To be done
What is the number of lines containing the word "Cowell"? Please answer with that number and nothing more.

Raw records
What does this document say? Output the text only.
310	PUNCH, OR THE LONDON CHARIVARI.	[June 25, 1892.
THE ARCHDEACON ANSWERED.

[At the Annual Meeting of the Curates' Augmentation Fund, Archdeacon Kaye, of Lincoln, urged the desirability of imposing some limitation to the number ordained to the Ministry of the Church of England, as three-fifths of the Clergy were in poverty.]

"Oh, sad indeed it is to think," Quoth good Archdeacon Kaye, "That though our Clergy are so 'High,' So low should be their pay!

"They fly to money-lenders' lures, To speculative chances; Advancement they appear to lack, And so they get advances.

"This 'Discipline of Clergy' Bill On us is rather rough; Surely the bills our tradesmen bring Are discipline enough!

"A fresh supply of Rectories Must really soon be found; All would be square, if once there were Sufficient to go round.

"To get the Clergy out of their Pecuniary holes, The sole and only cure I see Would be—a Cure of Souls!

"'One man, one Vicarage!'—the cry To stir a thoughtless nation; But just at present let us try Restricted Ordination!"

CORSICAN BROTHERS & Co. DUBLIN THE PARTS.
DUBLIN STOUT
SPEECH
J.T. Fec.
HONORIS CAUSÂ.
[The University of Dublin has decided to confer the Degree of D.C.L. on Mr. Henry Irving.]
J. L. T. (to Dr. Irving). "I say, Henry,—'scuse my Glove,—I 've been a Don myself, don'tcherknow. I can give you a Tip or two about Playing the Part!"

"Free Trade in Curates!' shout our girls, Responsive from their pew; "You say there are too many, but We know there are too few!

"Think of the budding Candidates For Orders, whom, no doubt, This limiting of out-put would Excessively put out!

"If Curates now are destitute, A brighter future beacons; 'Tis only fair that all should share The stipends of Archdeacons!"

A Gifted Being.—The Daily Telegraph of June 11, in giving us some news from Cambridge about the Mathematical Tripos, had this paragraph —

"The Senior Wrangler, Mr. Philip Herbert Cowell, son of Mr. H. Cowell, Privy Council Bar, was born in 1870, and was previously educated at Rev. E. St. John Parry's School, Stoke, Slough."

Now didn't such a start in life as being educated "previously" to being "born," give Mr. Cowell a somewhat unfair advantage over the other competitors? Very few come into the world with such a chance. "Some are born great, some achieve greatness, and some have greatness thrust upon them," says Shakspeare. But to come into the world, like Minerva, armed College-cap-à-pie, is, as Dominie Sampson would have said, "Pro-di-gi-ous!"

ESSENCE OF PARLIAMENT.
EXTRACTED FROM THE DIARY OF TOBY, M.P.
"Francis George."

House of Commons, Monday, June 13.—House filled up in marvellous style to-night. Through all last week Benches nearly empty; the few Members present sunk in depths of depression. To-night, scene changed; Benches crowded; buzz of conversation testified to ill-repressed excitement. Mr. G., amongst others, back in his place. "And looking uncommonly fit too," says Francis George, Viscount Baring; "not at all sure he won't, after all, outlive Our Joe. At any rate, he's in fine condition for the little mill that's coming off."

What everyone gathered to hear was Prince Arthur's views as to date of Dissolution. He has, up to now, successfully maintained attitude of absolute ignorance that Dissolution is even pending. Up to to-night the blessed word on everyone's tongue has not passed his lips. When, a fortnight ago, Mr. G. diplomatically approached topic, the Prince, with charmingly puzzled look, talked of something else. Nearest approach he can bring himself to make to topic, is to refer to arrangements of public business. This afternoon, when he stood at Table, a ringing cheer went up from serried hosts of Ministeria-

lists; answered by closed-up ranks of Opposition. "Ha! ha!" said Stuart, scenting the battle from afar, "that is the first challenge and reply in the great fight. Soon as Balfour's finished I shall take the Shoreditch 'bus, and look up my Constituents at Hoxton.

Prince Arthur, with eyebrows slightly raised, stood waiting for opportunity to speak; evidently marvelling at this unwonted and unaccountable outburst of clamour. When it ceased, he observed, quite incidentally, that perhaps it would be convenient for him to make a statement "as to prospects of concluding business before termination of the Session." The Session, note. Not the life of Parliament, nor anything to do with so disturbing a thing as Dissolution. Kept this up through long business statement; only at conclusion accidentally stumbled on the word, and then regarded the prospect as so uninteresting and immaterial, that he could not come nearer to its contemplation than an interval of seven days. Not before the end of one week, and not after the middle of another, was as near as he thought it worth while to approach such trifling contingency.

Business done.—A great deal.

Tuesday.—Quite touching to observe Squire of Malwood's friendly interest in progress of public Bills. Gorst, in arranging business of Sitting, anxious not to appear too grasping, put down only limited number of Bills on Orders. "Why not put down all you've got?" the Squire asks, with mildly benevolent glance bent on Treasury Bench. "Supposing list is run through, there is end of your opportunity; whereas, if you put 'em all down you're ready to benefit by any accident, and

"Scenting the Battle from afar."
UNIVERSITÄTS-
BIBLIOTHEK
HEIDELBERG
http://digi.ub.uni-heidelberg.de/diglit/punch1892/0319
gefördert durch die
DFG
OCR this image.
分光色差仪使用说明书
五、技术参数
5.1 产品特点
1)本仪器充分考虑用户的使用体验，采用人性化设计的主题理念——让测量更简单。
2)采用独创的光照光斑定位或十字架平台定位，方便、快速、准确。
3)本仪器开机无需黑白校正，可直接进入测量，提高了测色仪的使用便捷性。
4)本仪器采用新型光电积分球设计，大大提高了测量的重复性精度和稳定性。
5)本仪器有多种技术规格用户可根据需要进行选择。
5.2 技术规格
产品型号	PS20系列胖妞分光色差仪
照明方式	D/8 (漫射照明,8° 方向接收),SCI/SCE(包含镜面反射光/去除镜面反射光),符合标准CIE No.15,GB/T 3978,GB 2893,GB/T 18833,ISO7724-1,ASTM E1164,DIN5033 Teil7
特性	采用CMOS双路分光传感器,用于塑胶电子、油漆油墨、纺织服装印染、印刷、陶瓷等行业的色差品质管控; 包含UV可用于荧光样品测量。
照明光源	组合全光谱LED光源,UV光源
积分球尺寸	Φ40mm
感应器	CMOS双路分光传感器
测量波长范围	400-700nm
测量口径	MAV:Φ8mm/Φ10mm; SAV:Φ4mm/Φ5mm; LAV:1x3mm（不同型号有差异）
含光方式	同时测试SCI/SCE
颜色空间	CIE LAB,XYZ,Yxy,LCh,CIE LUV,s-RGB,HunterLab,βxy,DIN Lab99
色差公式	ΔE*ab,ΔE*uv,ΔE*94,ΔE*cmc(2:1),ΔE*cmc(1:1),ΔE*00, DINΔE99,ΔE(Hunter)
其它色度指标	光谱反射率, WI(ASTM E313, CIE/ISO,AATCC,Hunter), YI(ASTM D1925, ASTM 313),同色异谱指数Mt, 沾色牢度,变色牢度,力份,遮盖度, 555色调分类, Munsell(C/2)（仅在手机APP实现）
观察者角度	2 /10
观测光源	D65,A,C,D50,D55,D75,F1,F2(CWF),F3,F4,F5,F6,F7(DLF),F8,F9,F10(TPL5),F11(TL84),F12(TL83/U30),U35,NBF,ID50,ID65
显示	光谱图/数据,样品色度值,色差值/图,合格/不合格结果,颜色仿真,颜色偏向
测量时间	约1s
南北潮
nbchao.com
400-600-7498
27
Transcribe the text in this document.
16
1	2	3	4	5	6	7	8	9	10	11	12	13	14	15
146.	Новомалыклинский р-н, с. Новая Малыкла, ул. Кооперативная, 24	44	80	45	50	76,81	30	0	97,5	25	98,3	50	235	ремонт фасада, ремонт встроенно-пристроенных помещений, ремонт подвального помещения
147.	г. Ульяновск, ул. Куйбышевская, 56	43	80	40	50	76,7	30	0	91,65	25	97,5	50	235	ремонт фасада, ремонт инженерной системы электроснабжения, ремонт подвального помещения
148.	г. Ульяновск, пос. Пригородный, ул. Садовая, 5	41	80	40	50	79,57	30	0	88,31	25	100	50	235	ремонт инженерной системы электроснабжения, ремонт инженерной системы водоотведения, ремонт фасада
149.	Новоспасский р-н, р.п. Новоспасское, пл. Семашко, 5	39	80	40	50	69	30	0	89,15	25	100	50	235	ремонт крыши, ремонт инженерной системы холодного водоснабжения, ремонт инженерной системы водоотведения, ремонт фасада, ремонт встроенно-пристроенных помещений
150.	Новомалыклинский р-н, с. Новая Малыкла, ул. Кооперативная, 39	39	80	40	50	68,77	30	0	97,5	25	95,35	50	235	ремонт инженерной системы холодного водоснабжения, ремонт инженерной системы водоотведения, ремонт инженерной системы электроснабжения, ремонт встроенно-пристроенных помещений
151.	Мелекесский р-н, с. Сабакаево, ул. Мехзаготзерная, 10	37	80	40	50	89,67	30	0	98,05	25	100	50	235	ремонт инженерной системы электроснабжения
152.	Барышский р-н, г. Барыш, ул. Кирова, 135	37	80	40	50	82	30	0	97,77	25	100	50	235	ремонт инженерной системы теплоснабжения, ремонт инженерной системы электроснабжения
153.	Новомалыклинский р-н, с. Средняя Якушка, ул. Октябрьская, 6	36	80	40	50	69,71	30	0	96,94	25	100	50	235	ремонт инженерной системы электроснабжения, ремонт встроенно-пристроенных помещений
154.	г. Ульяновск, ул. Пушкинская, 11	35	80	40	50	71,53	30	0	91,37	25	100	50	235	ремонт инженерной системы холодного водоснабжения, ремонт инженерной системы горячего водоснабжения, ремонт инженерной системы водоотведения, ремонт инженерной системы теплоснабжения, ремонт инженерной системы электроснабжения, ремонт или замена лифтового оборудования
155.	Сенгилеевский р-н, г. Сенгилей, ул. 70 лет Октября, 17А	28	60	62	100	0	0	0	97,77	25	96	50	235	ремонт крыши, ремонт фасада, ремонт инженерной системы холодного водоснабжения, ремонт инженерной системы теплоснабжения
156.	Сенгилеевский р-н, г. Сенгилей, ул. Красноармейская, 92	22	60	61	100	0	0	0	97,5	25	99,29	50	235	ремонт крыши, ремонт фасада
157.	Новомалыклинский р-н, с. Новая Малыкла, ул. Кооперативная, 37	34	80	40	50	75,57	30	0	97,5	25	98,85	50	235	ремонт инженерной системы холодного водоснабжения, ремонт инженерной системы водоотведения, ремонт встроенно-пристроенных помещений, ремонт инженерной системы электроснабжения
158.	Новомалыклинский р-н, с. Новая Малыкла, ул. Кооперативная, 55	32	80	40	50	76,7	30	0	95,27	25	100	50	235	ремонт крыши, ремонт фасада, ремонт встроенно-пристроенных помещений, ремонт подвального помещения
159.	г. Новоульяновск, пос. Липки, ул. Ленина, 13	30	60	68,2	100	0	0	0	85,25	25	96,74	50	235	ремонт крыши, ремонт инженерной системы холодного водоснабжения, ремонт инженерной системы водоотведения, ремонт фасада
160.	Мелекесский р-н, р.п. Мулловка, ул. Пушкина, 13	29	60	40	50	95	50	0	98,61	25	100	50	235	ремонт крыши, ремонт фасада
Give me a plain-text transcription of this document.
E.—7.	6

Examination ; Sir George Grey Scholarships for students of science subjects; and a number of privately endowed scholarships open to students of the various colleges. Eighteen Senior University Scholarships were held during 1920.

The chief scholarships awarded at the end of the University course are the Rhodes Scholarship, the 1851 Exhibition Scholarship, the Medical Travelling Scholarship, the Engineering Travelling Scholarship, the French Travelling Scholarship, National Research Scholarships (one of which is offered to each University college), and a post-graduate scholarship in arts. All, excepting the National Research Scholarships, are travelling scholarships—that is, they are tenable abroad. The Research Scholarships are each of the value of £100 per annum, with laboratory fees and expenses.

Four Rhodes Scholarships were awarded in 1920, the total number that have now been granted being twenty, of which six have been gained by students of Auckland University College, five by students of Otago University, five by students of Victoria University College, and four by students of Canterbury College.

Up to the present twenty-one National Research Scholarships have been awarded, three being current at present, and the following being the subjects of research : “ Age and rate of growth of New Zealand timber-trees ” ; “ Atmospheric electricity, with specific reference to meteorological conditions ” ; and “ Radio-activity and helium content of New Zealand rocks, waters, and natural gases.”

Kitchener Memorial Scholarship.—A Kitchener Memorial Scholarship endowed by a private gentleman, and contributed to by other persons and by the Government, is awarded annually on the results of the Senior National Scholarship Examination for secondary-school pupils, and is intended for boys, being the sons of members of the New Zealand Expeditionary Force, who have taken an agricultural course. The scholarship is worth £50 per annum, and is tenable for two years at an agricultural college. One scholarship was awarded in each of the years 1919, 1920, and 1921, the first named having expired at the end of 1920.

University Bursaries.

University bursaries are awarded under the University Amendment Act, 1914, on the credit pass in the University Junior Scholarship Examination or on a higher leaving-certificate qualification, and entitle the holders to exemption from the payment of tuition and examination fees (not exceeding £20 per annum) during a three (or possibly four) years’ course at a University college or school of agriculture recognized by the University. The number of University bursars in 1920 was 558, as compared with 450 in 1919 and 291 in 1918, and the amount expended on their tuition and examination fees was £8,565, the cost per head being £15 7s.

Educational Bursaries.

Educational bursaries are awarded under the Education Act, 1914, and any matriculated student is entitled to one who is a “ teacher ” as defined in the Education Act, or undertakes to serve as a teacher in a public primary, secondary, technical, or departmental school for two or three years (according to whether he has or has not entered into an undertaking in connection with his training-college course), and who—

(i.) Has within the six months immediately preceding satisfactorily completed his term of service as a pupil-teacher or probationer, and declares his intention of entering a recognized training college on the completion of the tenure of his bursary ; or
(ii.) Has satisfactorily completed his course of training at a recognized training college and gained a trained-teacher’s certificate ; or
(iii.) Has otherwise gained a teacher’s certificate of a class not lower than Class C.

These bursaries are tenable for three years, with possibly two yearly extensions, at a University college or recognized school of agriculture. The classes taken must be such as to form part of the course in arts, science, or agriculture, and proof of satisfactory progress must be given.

In response
2